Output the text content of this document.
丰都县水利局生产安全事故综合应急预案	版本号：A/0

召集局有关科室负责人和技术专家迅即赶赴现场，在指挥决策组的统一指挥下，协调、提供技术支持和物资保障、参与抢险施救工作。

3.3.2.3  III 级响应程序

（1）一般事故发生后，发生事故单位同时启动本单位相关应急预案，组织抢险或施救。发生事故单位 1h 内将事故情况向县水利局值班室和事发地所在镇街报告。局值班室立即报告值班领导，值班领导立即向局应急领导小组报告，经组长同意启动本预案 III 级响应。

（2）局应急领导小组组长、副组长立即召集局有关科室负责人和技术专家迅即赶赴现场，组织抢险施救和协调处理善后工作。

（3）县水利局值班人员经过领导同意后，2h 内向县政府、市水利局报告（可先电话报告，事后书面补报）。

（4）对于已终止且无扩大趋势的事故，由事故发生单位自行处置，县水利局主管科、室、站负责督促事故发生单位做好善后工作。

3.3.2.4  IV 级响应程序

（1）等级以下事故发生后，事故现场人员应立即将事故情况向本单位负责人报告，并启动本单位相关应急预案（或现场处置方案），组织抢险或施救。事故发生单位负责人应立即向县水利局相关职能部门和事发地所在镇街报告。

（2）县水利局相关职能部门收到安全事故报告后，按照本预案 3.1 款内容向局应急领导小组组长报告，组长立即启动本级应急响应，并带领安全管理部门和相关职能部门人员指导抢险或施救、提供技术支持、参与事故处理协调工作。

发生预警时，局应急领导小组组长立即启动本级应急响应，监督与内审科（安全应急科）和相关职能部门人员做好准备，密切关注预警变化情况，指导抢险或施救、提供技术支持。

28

++++++++++

- [GOAL]
All of the entries need to be reproduced exactly; please write them out.

- [TASK OUTPUT]
Output the text content of this document.
丰都县水利局生产安全事故综合应急预案	版本号：A/0

召集局有关科室负责人和技术专家迅即赶赴现场，在指挥决策组的统一指挥下，协调、提供技术支持和物资保障、参与抢险施救工作。

3.3.2.3  III 级响应程序

（1）一般事故发生后，发生事故单位同时启动本单位相关应急预案，组织抢险或施救。发生事故单位 1h 内将事故情况向县水利局值班室和事发地所在镇街报告。局值班室立即报告值班领导，值班领导立即向局应急领导小组报告，经组长同意启动本预案 III 级响应。

（2）局应急领导小组组长、副组长立即召集局有关科室负责人和技术专家迅即赶赴现场，组织抢险施救和协调处理善后工作。

（3）县水利局值班人员经过领导同意后，2h 内向县政府、市水利局报告（可先电话报告，事后书面补报）。

（4）对于已终止且无扩大趋势的事故，由事故发生单位自行处置，县水利局主管科、室、站负责督促事故发生单位做好善后工作。

3.3.2.4  IV 级响应程序

（1）等级以下事故发生后，事故现场人员应立即将事故情况向本单位负责人报告，并启动本单位相关应急预案（或现场处置方案），组织抢险或施救。事故发生单位负责人应立即向县水利局相关职能部门和事发地所在镇街报告。

（2）县水利局相关职能部门收到安全事故报告后，按照本预案 3.1 款内容向局应急领导小组组长报告，组长立即启动本级应急响应，并带领安全管理部门和相关职能部门人员指导抢险或施救、提供技术支持、参与事故处理协调工作。

发生预警时，局应急领导小组组长立即启动本级应急响应，监督与内审科（安全应急科）和相关职能部门人员做好准备，密切关注预警变化情况，指导抢险或施救、提供技术支持。

28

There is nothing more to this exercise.